§ PROMPT:
All entries are to be quoted exactly; the images stay out of the copy.

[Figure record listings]
☆ ☆ ☆ ☆ ☆
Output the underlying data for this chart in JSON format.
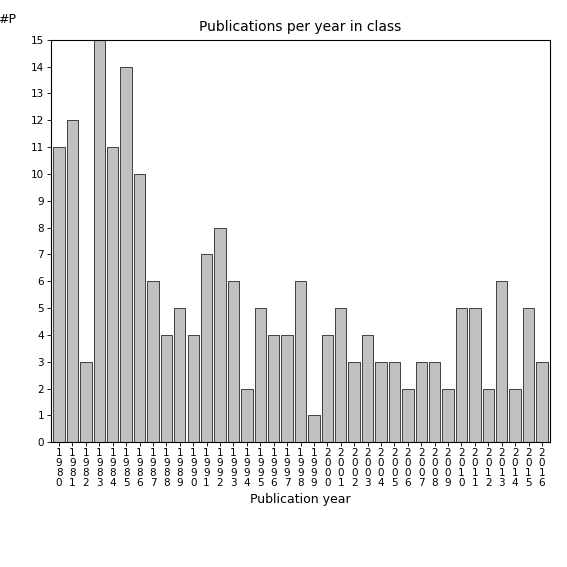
{
  "title": "Publications per year in class",
  "xlabel": "Publication year",
  "ylabel_text": "#P",
  "years": [
    1980,
    1981,
    1982,
    1983,
    1984,
    1985,
    1986,
    1987,
    1988,
    1989,
    1990,
    1991,
    1992,
    1993,
    1994,
    1995,
    1996,
    1997,
    1998,
    1999,
    2000,
    2001,
    2002,
    2003,
    2004,
    2005,
    2006,
    2007,
    2008,
    2009,
    2010,
    2011,
    2012,
    2013,
    2014,
    2015,
    2016
  ],
  "values": [
    11,
    12,
    3,
    15,
    11,
    14,
    10,
    6,
    4,
    5,
    4,
    7,
    8,
    6,
    2,
    5,
    4,
    4,
    6,
    1,
    4,
    5,
    3,
    4,
    3,
    3,
    2,
    3,
    3,
    2,
    5,
    5,
    2,
    6,
    2,
    5,
    3
  ],
  "bar_color": "#c0c0c0",
  "bar_edge_color": "#000000",
  "ylim": [
    0,
    15
  ],
  "yticks": [
    0,
    1,
    2,
    3,
    4,
    5,
    6,
    7,
    8,
    9,
    10,
    11,
    12,
    13,
    14,
    15
  ],
  "background_color": "#ffffff",
  "title_fontsize": 10,
  "label_fontsize": 9,
  "tick_fontsize": 7.5,
  "ylabel_fontsize": 9
}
☆ ☆ ☆ ☆ ☆
§ TASK OUTPUT:
Output the underlying data for this chart in JSON format.
{
  "title": "Publications per year in class",
  "xlabel": "Publication year",
  "ylabel_text": "#P",
  "years": [
    1980,
    1981,
    1982,
    1983,
    1984,
    1985,
    1986,
    1987,
    1988,
    1989,
    1990,
    1991,
    1992,
    1993,
    1994,
    1995,
    1996,
    1997,
    1998,
    1999,
    2000,
    2001,
    2002,
    2003,
    2004,
    2005,
    2006,
    2007,
    2008,
    2009,
    2010,
    2011,
    2012,
    2013,
    2014,
    2015,
    2016
  ],
  "values": [
    11,
    12,
    3,
    15,
    11,
    14,
    10,
    6,
    4,
    5,
    4,
    7,
    8,
    6,
    2,
    5,
    4,
    4,
    6,
    1,
    4,
    5,
    3,
    4,
    3,
    3,
    2,
    3,
    3,
    2,
    5,
    5,
    2,
    6,
    2,
    5,
    3
  ],
  "bar_color": "#c0c0c0",
  "bar_edge_color": "#000000",
  "ylim": [
    0,
    15
  ],
  "yticks": [
    0,
    1,
    2,
    3,
    4,
    5,
    6,
    7,
    8,
    9,
    10,
    11,
    12,
    13,
    14,
    15
  ],
  "background_color": "#ffffff",
  "title_fontsize": 10,
  "label_fontsize": 9,
  "tick_fontsize": 7.5,
  "ylabel_fontsize": 9
}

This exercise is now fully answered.